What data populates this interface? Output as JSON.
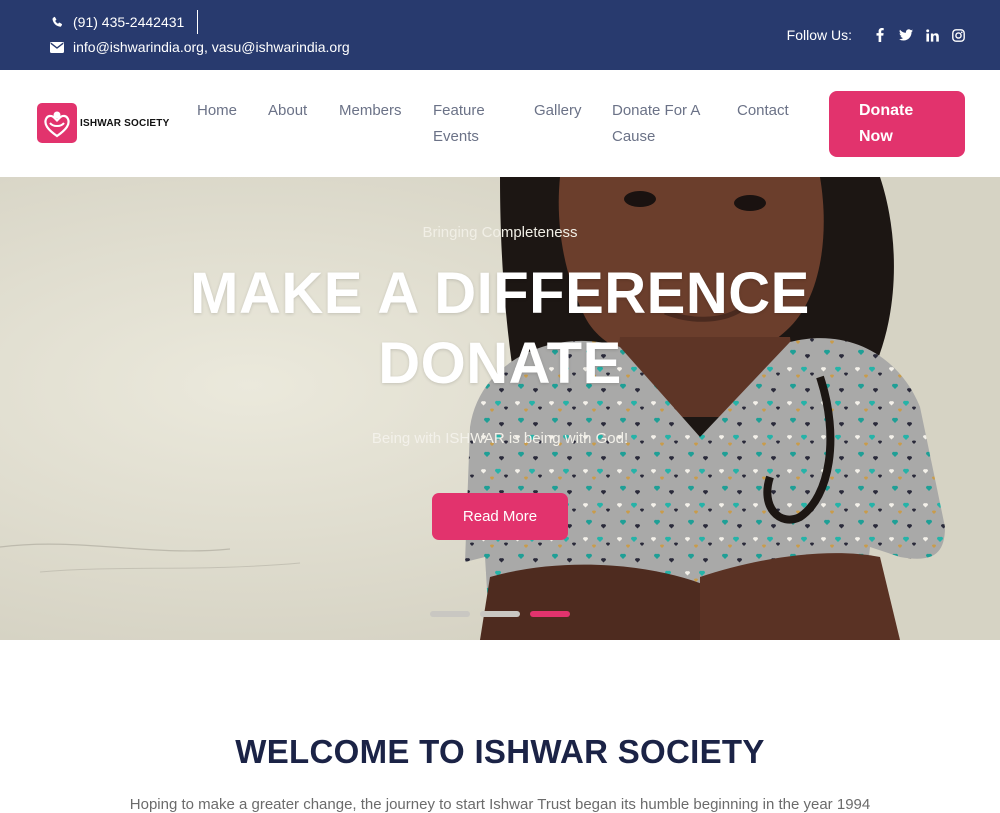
{
  "topbar": {
    "phone": "(91) 435-2442431",
    "email": "info@ishwarindia.org, vasu@ishwarindia.org",
    "follow_label": "Follow Us:",
    "social": [
      {
        "name": "facebook-icon",
        "glyph": "f"
      },
      {
        "name": "twitter-icon",
        "glyph": "twitter"
      },
      {
        "name": "linkedin-icon",
        "glyph": "in"
      },
      {
        "name": "instagram-icon",
        "glyph": "instagram"
      }
    ],
    "bg_color": "#283a6e"
  },
  "logo": {
    "text": "ISHWAR SOCIETY",
    "color": "#e2336d"
  },
  "nav": {
    "items": [
      {
        "label": "Home"
      },
      {
        "label": "About"
      },
      {
        "label": "Members"
      },
      {
        "label": "Feature Events"
      },
      {
        "label": "Gallery"
      },
      {
        "label": "Donate For A Cause"
      },
      {
        "label": "Contact"
      }
    ],
    "donate_label": "Donate Now"
  },
  "hero": {
    "tagline": "Bringing Completeness",
    "title_line1": "MAKE A DIFFERENCE",
    "title_line2": "DONATE",
    "subtitle": "Being with ISHWAR is being with God!",
    "button_label": "Read More",
    "slides": 3,
    "active_slide": 3
  },
  "welcome": {
    "title": "WELCOME TO ISHWAR SOCIETY",
    "text": "Hoping to make a greater change, the journey to start Ishwar Trust began its humble beginning in the year 1994"
  },
  "colors": {
    "accent": "#e2336d",
    "navy": "#283a6e",
    "heading": "#1b2346"
  }
}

Task description
Scan the records for the string "text". Copy each line in which it appears.

Expected output
    "text": "ISHWAR SOCIETY",
    "text": "Hoping to make a greater change, the journey to start Ishwar Trust began its humble beginning in the year 1994"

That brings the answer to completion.